AIM OF THE EXERCISE
Reproduce the data exactly.

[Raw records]
+++++

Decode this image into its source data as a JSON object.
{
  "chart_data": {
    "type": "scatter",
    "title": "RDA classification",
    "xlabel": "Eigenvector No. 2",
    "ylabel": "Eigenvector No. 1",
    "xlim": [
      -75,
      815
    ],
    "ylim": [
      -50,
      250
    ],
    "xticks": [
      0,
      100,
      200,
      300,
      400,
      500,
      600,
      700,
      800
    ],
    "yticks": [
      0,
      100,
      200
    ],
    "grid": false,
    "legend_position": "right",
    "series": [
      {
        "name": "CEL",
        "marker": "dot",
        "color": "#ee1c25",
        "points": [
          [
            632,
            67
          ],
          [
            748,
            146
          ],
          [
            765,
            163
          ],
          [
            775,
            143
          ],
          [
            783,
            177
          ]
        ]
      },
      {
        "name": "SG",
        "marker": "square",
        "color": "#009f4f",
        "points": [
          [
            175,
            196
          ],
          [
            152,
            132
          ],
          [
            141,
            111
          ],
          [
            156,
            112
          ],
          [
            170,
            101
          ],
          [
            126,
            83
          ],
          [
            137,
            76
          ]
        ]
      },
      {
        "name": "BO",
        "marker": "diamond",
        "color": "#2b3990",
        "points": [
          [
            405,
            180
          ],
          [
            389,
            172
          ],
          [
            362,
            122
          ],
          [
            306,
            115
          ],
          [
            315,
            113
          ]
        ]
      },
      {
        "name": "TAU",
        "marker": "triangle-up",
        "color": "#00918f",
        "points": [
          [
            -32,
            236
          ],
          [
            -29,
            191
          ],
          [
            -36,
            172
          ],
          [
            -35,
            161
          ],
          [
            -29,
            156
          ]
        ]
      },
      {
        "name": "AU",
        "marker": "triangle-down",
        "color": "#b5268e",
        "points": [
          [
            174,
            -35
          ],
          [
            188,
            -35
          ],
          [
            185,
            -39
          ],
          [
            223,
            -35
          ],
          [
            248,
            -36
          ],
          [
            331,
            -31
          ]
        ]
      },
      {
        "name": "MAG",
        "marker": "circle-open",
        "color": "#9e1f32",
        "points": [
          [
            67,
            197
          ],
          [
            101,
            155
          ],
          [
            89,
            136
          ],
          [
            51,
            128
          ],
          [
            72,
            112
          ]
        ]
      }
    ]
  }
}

+++++

ANSWER FOR THIS EXERCISE
Decode this image into its source data as a JSON object.
{
  "chart_data": {
    "type": "scatter",
    "title": "RDA classification",
    "xlabel": "Eigenvector No. 2",
    "ylabel": "Eigenvector No. 1",
    "xlim": [
      -75,
      815
    ],
    "ylim": [
      -50,
      250
    ],
    "xticks": [
      0,
      100,
      200,
      300,
      400,
      500,
      600,
      700,
      800
    ],
    "yticks": [
      0,
      100,
      200
    ],
    "grid": false,
    "legend_position": "right",
    "series": [
      {
        "name": "CEL",
        "marker": "dot",
        "color": "#ee1c25",
        "points": [
          [
            632,
            67
          ],
          [
            748,
            146
          ],
          [
            765,
            163
          ],
          [
            775,
            143
          ],
          [
            783,
            177
          ]
        ]
      },
      {
        "name": "SG",
        "marker": "square",
        "color": "#009f4f",
        "points": [
          [
            175,
            196
          ],
          [
            152,
            132
          ],
          [
            141,
            111
          ],
          [
            156,
            112
          ],
          [
            170,
            101
          ],
          [
            126,
            83
          ],
          [
            137,
            76
          ]
        ]
      },
      {
        "name": "BO",
        "marker": "diamond",
        "color": "#2b3990",
        "points": [
          [
            405,
            180
          ],
          [
            389,
            172
          ],
          [
            362,
            122
          ],
          [
            306,
            115
          ],
          [
            315,
            113
          ]
        ]
      },
      {
        "name": "TAU",
        "marker": "triangle-up",
        "color": "#00918f",
        "points": [
          [
            -32,
            236
          ],
          [
            -29,
            191
          ],
          [
            -36,
            172
          ],
          [
            -35,
            161
          ],
          [
            -29,
            156
          ]
        ]
      },
      {
        "name": "AU",
        "marker": "triangle-down",
        "color": "#b5268e",
        "points": [
          [
            174,
            -35
          ],
          [
            188,
            -35
          ],
          [
            185,
            -39
          ],
          [
            223,
            -35
          ],
          [
            248,
            -36
          ],
          [
            331,
            -31
          ]
        ]
      },
      {
        "name": "MAG",
        "marker": "circle-open",
        "color": "#9e1f32",
        "points": [
          [
            67,
            197
          ],
          [
            101,
            155
          ],
          [
            89,
            136
          ],
          [
            51,
            128
          ],
          [
            72,
            112
          ]
        ]
      }
    ]
  }
}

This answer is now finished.